Given instruction: Retype the data below without altering anything.
— start Supplied material —
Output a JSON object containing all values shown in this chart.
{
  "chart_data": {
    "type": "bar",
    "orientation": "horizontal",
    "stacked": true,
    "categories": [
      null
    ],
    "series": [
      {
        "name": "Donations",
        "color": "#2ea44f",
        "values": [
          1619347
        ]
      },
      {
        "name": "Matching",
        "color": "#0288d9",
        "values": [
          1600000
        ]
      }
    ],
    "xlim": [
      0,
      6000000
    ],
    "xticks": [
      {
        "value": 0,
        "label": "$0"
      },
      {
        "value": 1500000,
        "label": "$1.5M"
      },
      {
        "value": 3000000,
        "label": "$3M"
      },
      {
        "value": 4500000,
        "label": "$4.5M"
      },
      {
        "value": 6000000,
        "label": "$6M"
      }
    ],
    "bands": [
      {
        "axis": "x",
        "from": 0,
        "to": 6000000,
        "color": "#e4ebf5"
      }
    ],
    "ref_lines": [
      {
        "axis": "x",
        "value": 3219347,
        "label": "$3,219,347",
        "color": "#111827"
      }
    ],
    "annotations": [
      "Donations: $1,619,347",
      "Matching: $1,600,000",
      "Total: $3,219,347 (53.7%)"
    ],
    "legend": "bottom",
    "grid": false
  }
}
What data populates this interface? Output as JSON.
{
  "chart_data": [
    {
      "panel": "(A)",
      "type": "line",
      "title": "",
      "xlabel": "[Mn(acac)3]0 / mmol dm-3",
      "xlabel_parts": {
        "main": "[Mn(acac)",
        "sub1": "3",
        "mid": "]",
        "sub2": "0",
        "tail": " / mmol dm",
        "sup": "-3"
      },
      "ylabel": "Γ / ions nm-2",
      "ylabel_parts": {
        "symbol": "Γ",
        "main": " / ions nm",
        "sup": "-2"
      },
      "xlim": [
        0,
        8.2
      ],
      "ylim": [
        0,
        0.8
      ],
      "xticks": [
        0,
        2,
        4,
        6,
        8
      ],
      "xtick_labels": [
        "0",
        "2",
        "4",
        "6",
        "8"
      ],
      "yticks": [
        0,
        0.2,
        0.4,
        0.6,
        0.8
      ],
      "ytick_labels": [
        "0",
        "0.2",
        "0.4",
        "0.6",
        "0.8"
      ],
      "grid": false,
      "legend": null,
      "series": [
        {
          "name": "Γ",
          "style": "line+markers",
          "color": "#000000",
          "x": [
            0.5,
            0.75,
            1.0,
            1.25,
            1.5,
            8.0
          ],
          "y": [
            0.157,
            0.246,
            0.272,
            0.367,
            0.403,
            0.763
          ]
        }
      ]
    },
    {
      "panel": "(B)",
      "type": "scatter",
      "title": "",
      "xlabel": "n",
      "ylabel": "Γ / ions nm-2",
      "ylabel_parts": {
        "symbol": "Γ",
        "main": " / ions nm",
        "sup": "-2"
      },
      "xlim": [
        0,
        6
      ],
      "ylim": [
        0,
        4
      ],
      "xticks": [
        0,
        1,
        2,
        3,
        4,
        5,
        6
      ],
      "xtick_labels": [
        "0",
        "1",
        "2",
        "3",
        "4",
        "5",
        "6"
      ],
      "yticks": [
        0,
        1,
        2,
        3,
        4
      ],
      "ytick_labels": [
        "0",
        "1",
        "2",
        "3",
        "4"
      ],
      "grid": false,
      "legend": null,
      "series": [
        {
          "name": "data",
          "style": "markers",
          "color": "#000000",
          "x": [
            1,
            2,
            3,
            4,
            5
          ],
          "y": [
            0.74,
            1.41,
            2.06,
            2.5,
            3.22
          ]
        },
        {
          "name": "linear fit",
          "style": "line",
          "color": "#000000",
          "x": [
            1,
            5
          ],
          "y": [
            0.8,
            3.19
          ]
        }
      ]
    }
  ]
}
— end Supplied material —
Solution:
Output a JSON object containing all values shown in this chart.
{
  "chart_data": {
    "type": "bar",
    "orientation": "horizontal",
    "stacked": true,
    "categories": [
      null
    ],
    "series": [
      {
        "name": "Donations",
        "color": "#2ea44f",
        "values": [
          1619347
        ]
      },
      {
        "name": "Matching",
        "color": "#0288d9",
        "values": [
          1600000
        ]
      }
    ],
    "xlim": [
      0,
      6000000
    ],
    "xticks": [
      {
        "value": 0,
        "label": "$0"
      },
      {
        "value": 1500000,
        "label": "$1.5M"
      },
      {
        "value": 3000000,
        "label": "$3M"
      },
      {
        "value": 4500000,
        "label": "$4.5M"
      },
      {
        "value": 6000000,
        "label": "$6M"
      }
    ],
    "bands": [
      {
        "axis": "x",
        "from": 0,
        "to": 6000000,
        "color": "#e4ebf5"
      }
    ],
    "ref_lines": [
      {
        "axis": "x",
        "value": 3219347,
        "label": "$3,219,347",
        "color": "#111827"
      }
    ],
    "annotations": [
      "Donations: $1,619,347",
      "Matching: $1,600,000",
      "Total: $3,219,347 (53.7%)"
    ],
    "legend": "bottom",
    "grid": false
  }
}
What data populates this interface? Output as JSON.
{
  "chart_data": [
    {
      "panel": "(A)",
      "type": "line",
      "title": "",
      "xlabel": "[Mn(acac)3]0 / mmol dm-3",
      "xlabel_parts": {
        "main": "[Mn(acac)",
        "sub1": "3",
        "mid": "]",
        "sub2": "0",
        "tail": " / mmol dm",
        "sup": "-3"
      },
      "ylabel": "Γ / ions nm-2",
      "ylabel_parts": {
        "symbol": "Γ",
        "main": " / ions nm",
        "sup": "-2"
      },
      "xlim": [
        0,
        8.2
      ],
      "ylim": [
        0,
        0.8
      ],
      "xticks": [
        0,
        2,
        4,
        6,
        8
      ],
      "xtick_labels": [
        "0",
        "2",
        "4",
        "6",
        "8"
      ],
      "yticks": [
        0,
        0.2,
        0.4,
        0.6,
        0.8
      ],
      "ytick_labels": [
        "0",
        "0.2",
        "0.4",
        "0.6",
        "0.8"
      ],
      "grid": false,
      "legend": null,
      "series": [
        {
          "name": "Γ",
          "style": "line+markers",
          "color": "#000000",
          "x": [
            0.5,
            0.75,
            1.0,
            1.25,
            1.5,
            8.0
          ],
          "y": [
            0.157,
            0.246,
            0.272,
            0.367,
            0.403,
            0.763
          ]
        }
      ]
    },
    {
      "panel": "(B)",
      "type": "scatter",
      "title": "",
      "xlabel": "n",
      "ylabel": "Γ / ions nm-2",
      "ylabel_parts": {
        "symbol": "Γ",
        "main": " / ions nm",
        "sup": "-2"
      },
      "xlim": [
        0,
        6
      ],
      "ylim": [
        0,
        4
      ],
      "xticks": [
        0,
        1,
        2,
        3,
        4,
        5,
        6
      ],
      "xtick_labels": [
        "0",
        "1",
        "2",
        "3",
        "4",
        "5",
        "6"
      ],
      "yticks": [
        0,
        1,
        2,
        3,
        4
      ],
      "ytick_labels": [
        "0",
        "1",
        "2",
        "3",
        "4"
      ],
      "grid": false,
      "legend": null,
      "series": [
        {
          "name": "data",
          "style": "markers",
          "color": "#000000",
          "x": [
            1,
            2,
            3,
            4,
            5
          ],
          "y": [
            0.74,
            1.41,
            2.06,
            2.5,
            3.22
          ]
        },
        {
          "name": "linear fit",
          "style": "line",
          "color": "#000000",
          "x": [
            1,
            5
          ],
          "y": [
            0.8,
            3.19
          ]
        }
      ]
    }
  ]
}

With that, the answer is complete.